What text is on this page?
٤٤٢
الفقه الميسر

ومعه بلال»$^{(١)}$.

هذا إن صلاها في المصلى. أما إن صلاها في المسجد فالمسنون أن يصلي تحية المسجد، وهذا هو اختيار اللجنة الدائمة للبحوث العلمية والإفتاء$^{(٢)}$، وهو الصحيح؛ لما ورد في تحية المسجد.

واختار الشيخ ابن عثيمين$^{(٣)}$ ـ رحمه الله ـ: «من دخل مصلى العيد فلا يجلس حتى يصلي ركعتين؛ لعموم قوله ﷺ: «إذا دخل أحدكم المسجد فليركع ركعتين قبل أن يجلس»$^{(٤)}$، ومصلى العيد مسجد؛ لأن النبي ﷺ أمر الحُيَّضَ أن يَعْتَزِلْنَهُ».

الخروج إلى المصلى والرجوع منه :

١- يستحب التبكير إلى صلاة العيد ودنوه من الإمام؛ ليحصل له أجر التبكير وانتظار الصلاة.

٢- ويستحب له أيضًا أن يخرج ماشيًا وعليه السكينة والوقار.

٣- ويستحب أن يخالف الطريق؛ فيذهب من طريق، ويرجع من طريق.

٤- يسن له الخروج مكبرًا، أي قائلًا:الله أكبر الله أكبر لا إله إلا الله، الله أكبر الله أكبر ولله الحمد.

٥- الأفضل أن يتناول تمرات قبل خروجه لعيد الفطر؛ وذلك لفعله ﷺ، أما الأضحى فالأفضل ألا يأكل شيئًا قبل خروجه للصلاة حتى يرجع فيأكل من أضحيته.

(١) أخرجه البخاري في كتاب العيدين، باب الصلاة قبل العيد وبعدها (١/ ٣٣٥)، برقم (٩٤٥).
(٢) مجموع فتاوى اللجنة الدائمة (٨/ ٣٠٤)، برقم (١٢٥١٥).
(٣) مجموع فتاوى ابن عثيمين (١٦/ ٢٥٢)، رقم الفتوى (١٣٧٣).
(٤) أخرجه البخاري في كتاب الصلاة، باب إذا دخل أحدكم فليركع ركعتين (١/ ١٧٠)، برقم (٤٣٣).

GIVEN INSTRUCTION: All of the entries should be written out again exactly.

EXERCISE SOLUTION:
What text is on this page?
٤٤٢
الفقه الميسر

ومعه بلال»$^{(١)}$.

هذا إن صلاها في المصلى. أما إن صلاها في المسجد فالمسنون أن يصلي تحية المسجد، وهذا هو اختيار اللجنة الدائمة للبحوث العلمية والإفتاء$^{(٢)}$، وهو الصحيح؛ لما ورد في تحية المسجد.

واختار الشيخ ابن عثيمين$^{(٣)}$ ـ رحمه الله ـ: «من دخل مصلى العيد فلا يجلس حتى يصلي ركعتين؛ لعموم قوله ﷺ: «إذا دخل أحدكم المسجد فليركع ركعتين قبل أن يجلس»$^{(٤)}$، ومصلى العيد مسجد؛ لأن النبي ﷺ أمر الحُيَّضَ أن يَعْتَزِلْنَهُ».

الخروج إلى المصلى والرجوع منه :

١- يستحب التبكير إلى صلاة العيد ودنوه من الإمام؛ ليحصل له أجر التبكير وانتظار الصلاة.

٢- ويستحب له أيضًا أن يخرج ماشيًا وعليه السكينة والوقار.

٣- ويستحب أن يخالف الطريق؛ فيذهب من طريق، ويرجع من طريق.

٤- يسن له الخروج مكبرًا، أي قائلًا:الله أكبر الله أكبر لا إله إلا الله، الله أكبر الله أكبر ولله الحمد.

٥- الأفضل أن يتناول تمرات قبل خروجه لعيد الفطر؛ وذلك لفعله ﷺ، أما الأضحى فالأفضل ألا يأكل شيئًا قبل خروجه للصلاة حتى يرجع فيأكل من أضحيته.

(١) أخرجه البخاري في كتاب العيدين، باب الصلاة قبل العيد وبعدها (١/ ٣٣٥)، برقم (٩٤٥).
(٢) مجموع فتاوى اللجنة الدائمة (٨/ ٣٠٤)، برقم (١٢٥١٥).
(٣) مجموع فتاوى ابن عثيمين (١٦/ ٢٥٢)، رقم الفتوى (١٣٧٣).
(٤) أخرجه البخاري في كتاب الصلاة، باب إذا دخل أحدكم فليركع ركعتين (١/ ١٧٠)، برقم (٤٣٣).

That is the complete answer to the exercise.